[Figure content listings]
··········
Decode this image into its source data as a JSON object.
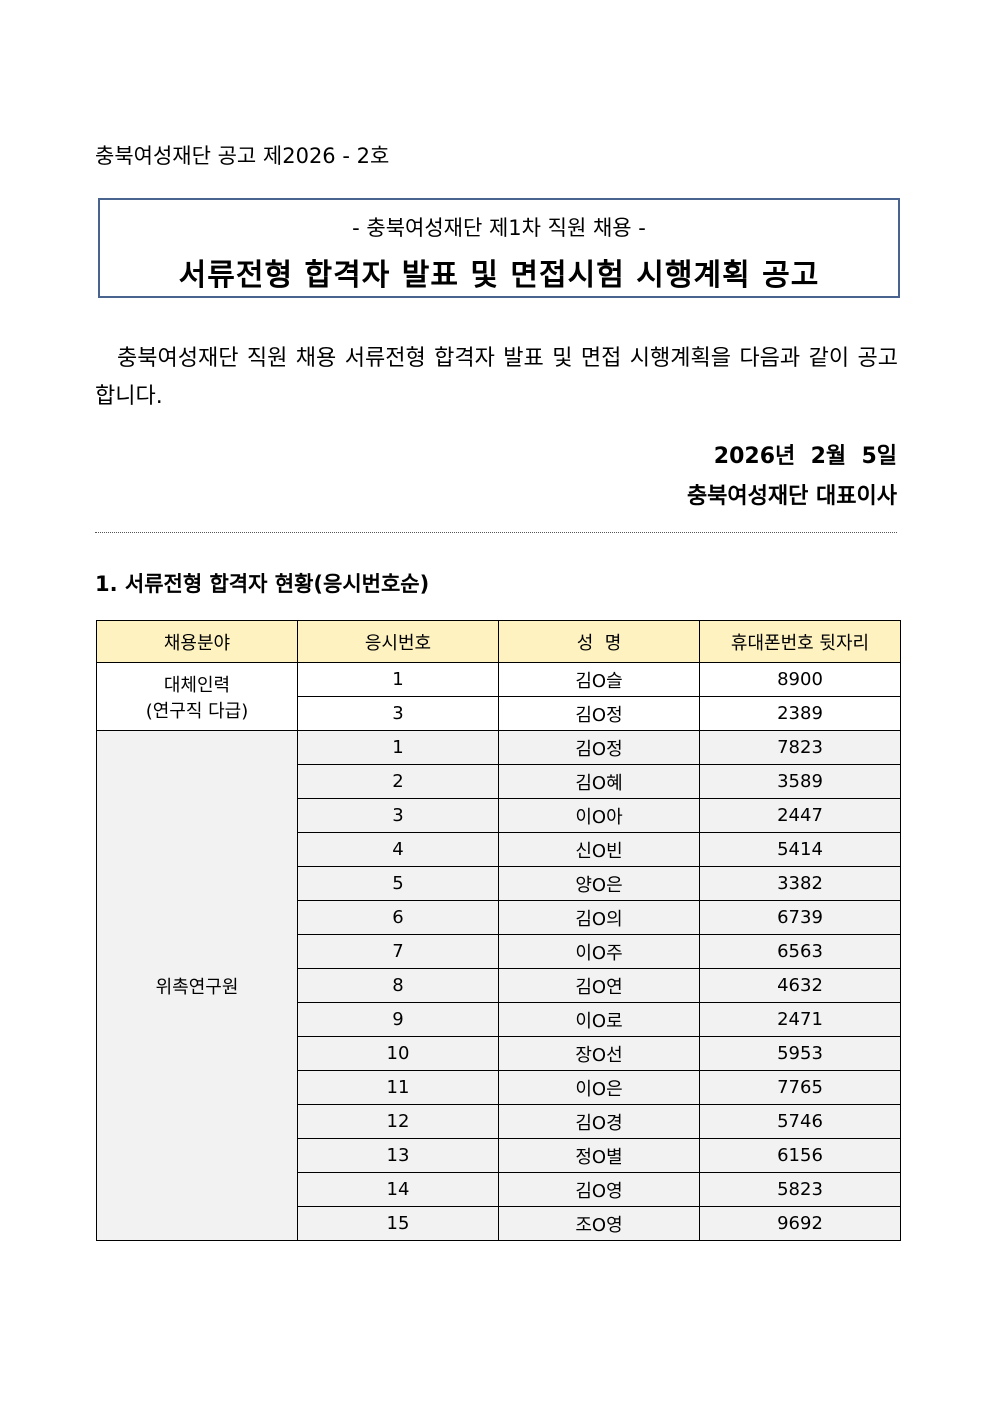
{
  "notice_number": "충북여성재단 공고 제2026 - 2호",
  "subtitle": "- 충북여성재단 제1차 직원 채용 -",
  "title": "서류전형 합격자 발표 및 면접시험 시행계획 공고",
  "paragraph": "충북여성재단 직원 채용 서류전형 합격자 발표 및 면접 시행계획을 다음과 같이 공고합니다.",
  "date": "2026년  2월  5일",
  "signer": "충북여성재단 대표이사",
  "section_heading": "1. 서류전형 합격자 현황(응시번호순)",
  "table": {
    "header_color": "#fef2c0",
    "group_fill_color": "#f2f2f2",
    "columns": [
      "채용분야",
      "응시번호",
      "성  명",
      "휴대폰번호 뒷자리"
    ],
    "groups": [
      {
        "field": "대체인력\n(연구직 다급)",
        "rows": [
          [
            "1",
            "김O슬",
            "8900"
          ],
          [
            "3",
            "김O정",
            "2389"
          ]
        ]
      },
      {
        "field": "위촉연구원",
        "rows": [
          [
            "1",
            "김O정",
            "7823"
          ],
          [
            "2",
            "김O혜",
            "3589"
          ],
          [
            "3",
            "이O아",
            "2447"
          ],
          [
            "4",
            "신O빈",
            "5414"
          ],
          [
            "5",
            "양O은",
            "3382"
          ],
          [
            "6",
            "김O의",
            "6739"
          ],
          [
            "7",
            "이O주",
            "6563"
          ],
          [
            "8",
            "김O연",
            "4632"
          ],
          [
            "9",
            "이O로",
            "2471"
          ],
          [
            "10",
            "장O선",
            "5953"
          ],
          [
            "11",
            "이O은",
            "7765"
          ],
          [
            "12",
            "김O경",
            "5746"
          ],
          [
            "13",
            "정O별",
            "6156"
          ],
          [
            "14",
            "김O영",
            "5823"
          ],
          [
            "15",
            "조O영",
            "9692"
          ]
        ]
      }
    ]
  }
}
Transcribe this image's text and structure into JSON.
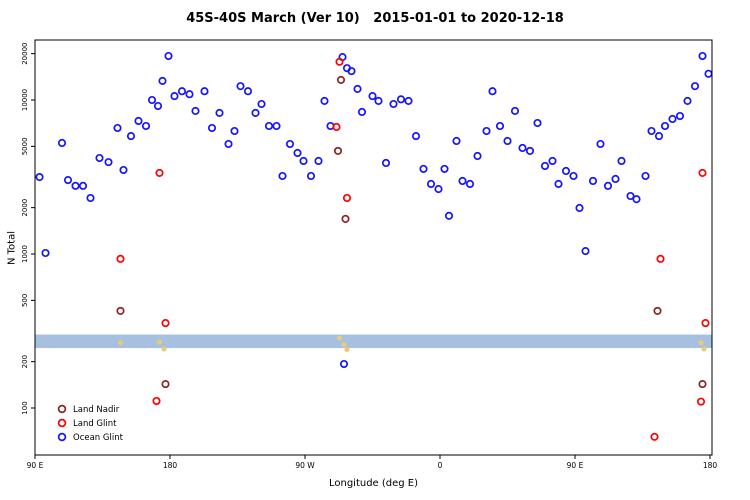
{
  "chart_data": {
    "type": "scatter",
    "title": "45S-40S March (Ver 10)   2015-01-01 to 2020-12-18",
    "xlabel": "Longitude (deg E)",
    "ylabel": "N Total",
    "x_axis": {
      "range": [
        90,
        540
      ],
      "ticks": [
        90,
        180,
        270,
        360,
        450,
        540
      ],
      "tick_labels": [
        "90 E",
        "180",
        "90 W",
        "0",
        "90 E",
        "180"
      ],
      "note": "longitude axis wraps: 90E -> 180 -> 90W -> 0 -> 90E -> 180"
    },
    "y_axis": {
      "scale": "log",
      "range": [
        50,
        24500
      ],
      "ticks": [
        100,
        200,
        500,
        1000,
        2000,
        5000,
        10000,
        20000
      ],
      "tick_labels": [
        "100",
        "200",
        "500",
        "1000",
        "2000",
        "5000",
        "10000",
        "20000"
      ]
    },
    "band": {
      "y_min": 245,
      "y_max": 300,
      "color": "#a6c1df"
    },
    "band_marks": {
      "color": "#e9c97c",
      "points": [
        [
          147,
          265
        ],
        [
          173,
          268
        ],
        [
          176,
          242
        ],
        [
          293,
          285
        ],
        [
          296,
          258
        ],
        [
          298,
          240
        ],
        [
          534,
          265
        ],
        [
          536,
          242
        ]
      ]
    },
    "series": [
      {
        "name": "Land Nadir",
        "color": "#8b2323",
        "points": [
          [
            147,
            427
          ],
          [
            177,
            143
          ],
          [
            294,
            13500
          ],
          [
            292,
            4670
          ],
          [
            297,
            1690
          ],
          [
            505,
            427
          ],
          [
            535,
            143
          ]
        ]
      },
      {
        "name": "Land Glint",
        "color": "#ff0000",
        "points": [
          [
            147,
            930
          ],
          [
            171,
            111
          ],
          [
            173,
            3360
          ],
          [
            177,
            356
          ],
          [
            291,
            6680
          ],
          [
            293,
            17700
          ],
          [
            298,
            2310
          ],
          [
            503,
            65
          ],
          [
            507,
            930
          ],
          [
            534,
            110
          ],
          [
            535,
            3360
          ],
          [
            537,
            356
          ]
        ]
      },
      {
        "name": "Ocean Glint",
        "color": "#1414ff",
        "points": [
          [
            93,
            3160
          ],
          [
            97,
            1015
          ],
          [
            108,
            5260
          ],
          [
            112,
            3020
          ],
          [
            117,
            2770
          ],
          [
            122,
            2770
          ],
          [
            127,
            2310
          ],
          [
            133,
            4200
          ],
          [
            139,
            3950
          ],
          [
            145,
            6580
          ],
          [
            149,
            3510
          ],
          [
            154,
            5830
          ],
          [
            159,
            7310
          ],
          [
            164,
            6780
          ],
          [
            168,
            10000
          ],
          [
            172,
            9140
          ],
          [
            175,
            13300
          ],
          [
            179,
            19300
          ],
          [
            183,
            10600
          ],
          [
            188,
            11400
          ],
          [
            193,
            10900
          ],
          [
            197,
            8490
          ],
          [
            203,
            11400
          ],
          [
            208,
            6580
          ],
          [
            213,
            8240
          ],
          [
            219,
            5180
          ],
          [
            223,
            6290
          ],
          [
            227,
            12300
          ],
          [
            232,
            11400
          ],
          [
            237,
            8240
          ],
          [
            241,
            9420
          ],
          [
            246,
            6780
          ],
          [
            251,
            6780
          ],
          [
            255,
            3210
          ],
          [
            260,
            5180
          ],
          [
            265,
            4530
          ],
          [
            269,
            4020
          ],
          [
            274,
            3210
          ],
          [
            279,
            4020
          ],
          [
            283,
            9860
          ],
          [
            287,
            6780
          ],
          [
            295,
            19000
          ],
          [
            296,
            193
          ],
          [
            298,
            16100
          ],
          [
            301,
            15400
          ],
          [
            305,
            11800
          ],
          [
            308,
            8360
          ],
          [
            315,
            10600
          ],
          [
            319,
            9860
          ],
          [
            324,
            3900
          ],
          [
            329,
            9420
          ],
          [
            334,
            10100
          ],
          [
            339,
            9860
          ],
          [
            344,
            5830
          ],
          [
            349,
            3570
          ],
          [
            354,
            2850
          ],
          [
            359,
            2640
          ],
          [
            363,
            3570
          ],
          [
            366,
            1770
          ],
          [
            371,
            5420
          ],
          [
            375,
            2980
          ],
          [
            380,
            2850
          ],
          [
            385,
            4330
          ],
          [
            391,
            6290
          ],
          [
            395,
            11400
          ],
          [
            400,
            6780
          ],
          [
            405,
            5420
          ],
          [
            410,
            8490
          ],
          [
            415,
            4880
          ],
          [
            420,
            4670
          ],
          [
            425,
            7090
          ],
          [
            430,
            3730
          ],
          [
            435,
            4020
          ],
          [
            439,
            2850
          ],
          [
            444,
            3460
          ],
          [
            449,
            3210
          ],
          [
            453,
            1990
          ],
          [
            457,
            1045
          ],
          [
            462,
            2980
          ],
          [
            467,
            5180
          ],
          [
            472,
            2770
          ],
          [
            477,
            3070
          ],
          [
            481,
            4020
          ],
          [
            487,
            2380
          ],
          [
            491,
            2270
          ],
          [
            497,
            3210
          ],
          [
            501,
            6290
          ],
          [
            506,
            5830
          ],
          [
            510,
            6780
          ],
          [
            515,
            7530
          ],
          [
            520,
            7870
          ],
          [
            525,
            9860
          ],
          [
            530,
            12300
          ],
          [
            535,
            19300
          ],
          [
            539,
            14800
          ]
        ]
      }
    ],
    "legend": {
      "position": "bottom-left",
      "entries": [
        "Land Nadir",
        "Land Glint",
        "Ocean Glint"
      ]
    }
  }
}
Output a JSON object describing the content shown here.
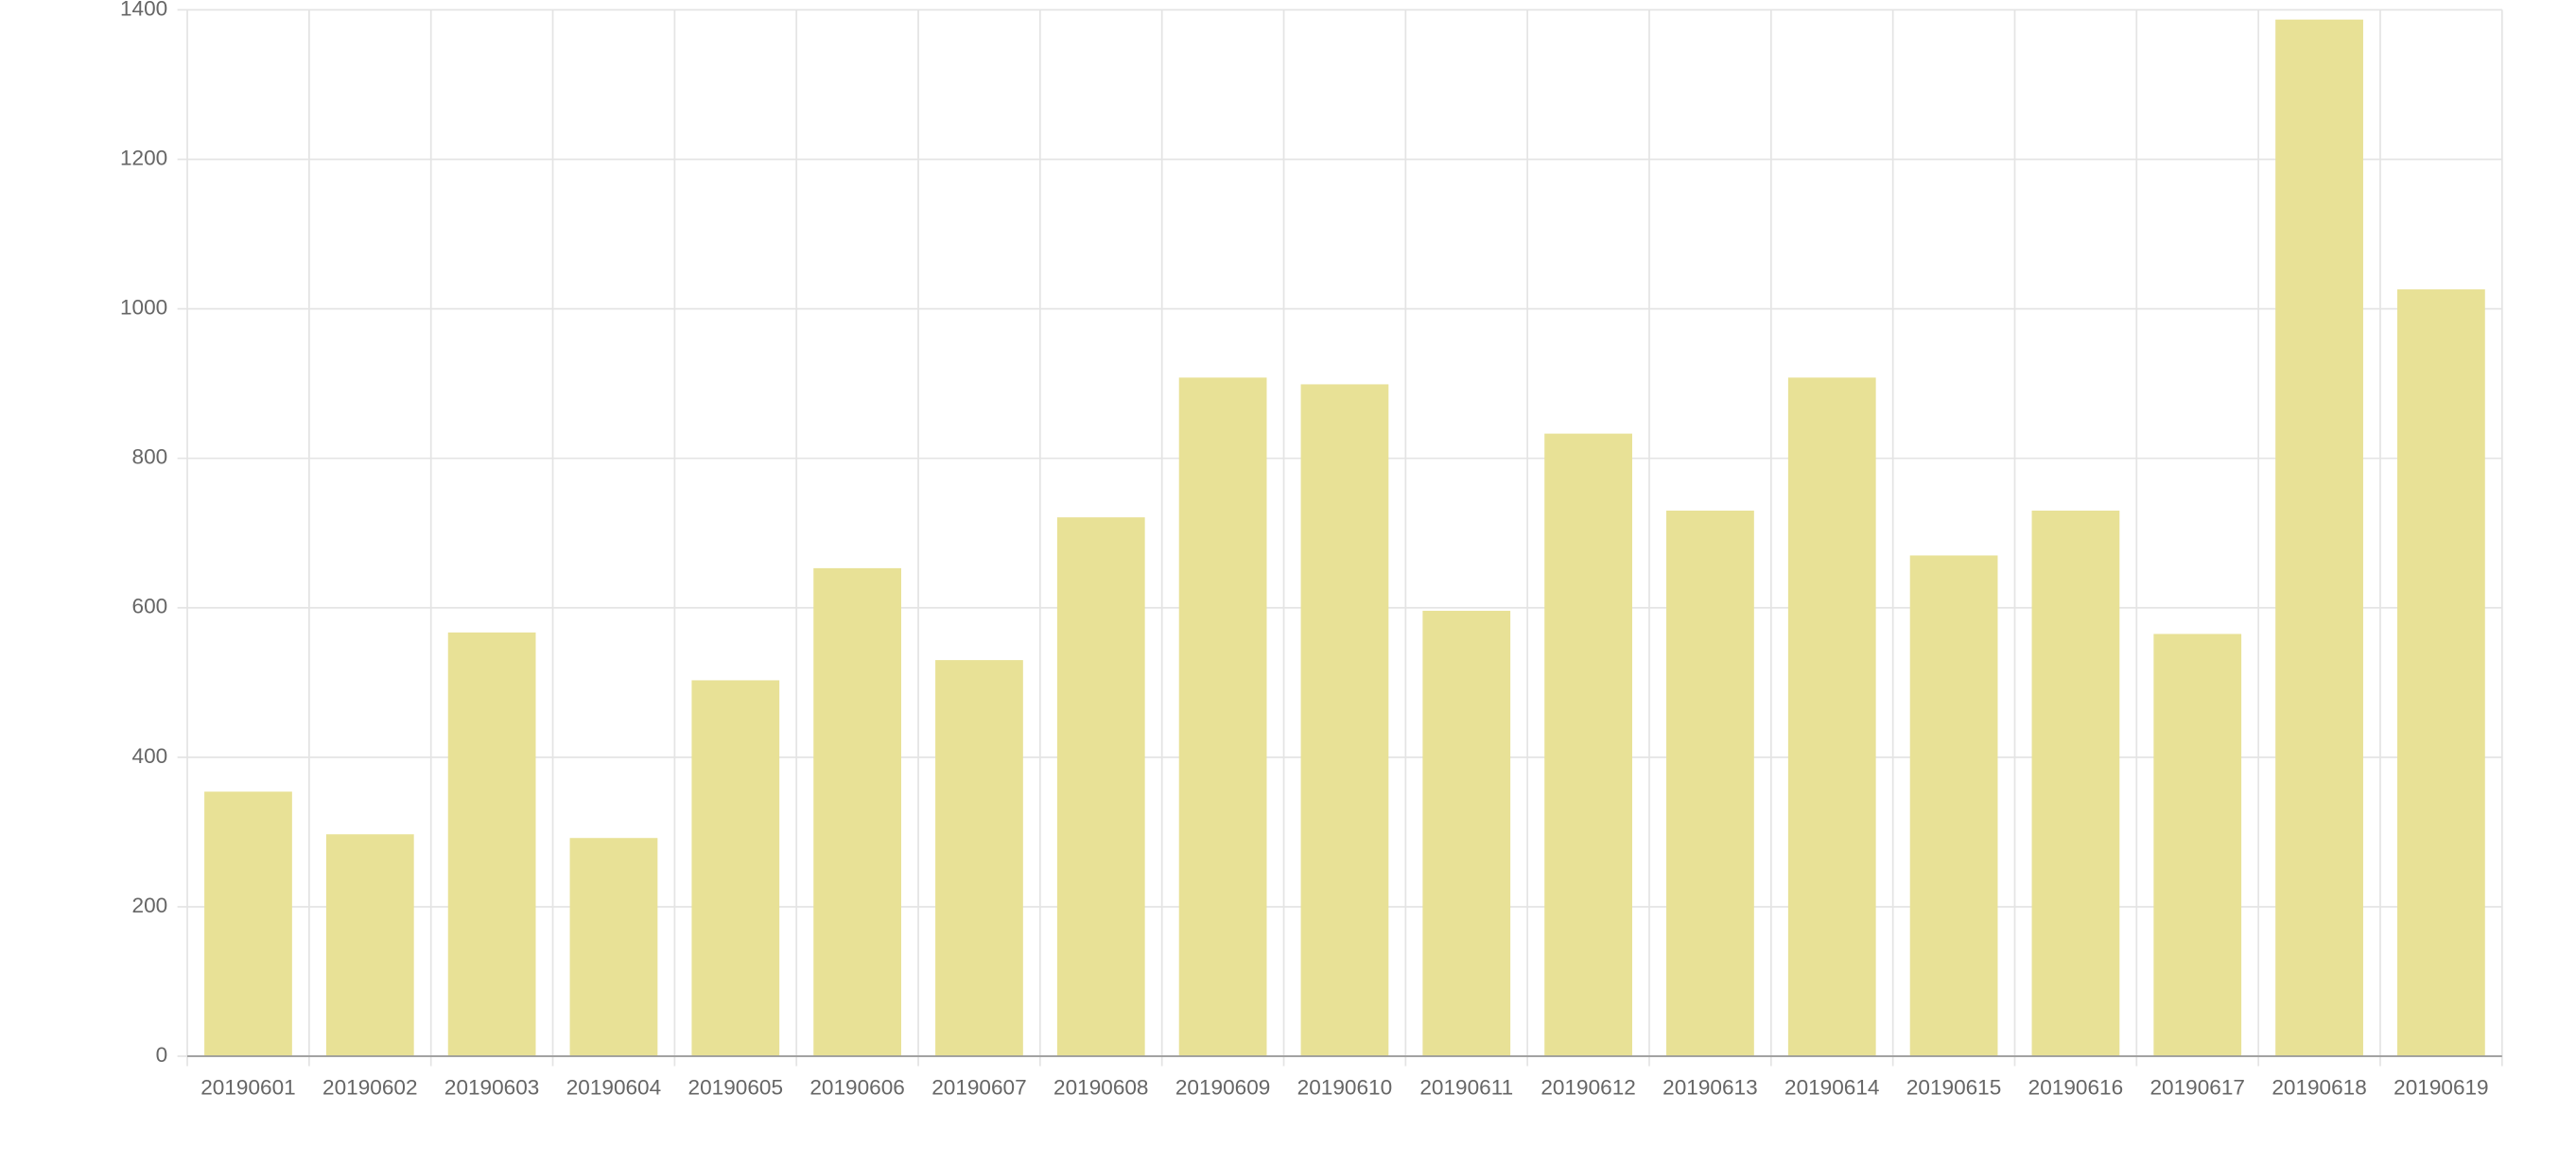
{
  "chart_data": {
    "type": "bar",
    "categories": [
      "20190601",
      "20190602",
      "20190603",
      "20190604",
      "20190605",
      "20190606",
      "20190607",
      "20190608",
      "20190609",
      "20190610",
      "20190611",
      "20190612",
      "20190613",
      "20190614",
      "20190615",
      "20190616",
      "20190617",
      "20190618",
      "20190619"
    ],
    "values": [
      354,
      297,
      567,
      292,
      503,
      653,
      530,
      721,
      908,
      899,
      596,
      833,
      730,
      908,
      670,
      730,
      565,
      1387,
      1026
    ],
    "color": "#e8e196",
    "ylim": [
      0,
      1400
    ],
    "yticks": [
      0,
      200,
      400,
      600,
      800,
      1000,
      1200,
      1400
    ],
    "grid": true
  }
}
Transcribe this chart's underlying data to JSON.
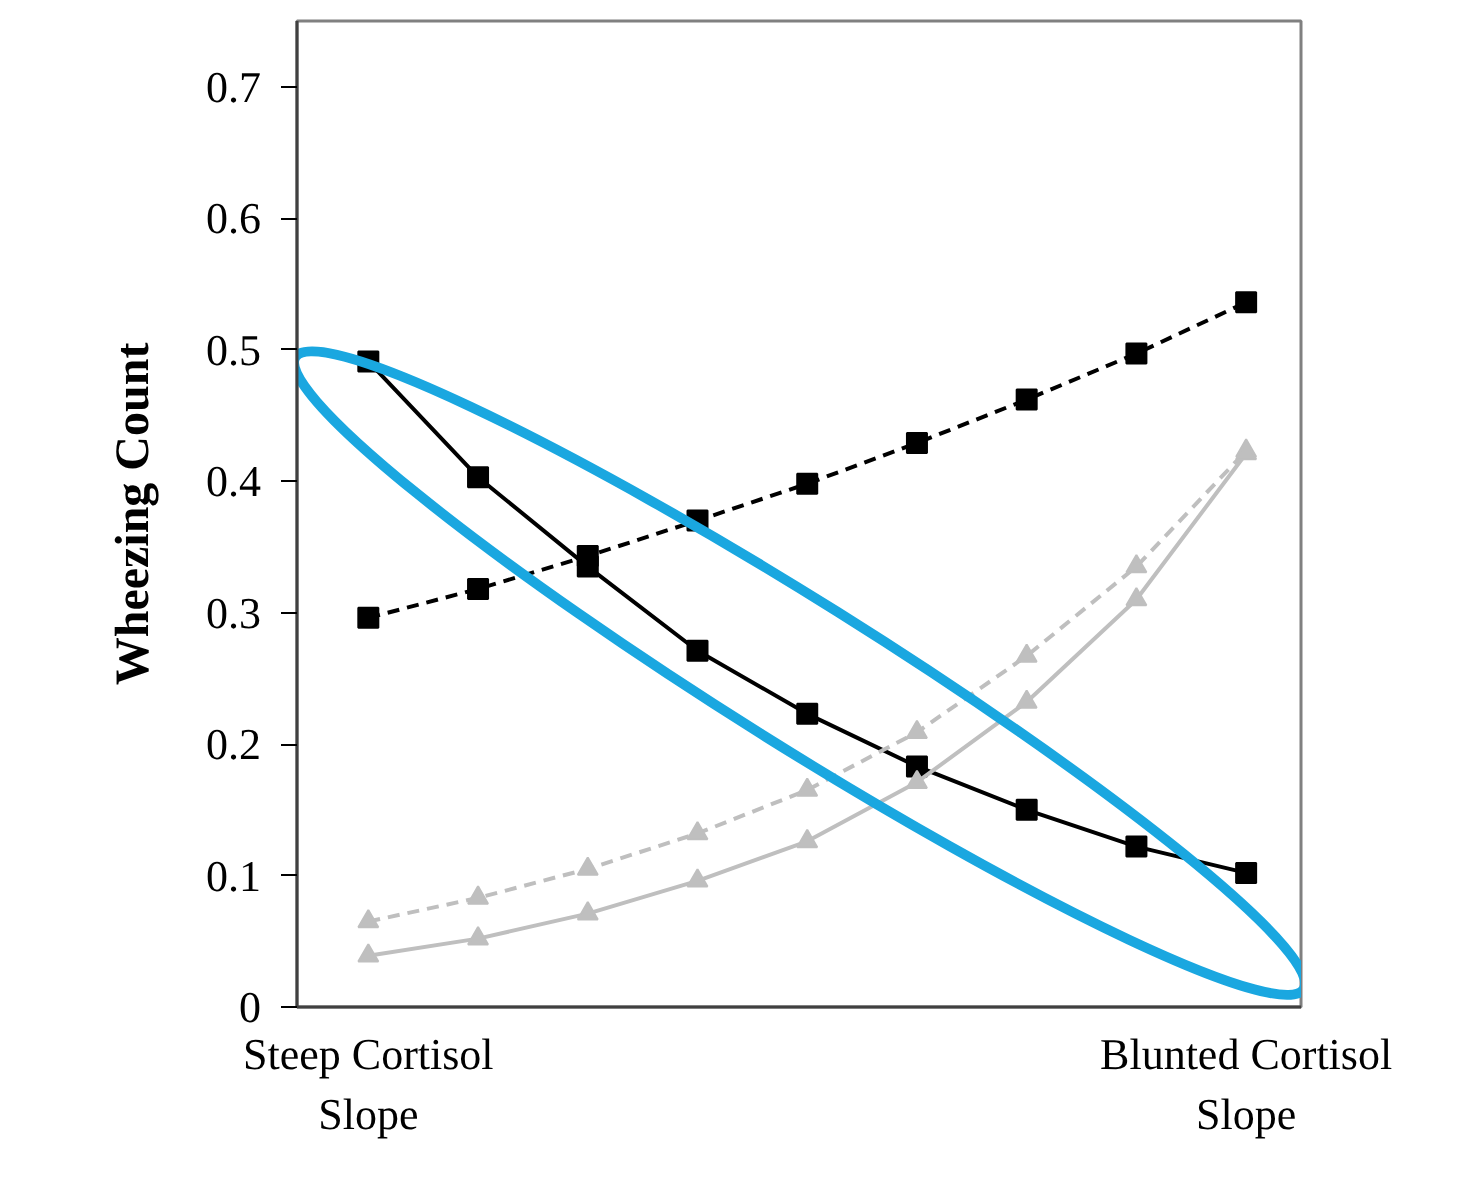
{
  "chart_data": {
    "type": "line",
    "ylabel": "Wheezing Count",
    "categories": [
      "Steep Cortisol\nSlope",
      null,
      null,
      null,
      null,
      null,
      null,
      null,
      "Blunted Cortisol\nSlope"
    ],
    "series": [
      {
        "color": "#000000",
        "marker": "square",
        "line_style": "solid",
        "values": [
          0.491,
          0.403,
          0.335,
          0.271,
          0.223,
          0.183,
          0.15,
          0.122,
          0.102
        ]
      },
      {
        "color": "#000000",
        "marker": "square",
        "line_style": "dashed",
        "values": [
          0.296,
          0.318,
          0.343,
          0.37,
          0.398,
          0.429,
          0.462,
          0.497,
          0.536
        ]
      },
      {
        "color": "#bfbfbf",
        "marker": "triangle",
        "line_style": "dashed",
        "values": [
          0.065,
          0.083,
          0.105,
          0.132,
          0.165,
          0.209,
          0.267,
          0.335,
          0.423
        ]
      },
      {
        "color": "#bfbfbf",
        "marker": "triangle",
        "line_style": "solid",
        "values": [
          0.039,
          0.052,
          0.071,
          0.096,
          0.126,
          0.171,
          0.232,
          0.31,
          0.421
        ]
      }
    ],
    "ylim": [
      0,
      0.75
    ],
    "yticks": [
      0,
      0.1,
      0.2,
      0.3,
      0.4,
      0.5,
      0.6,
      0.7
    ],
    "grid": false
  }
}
··········
Written exercise:
Find all lines with "object" in them and copy each one.

The completed task:
Decode this image into its source data as a JSON object.
Output a JSON object describing the content shown here.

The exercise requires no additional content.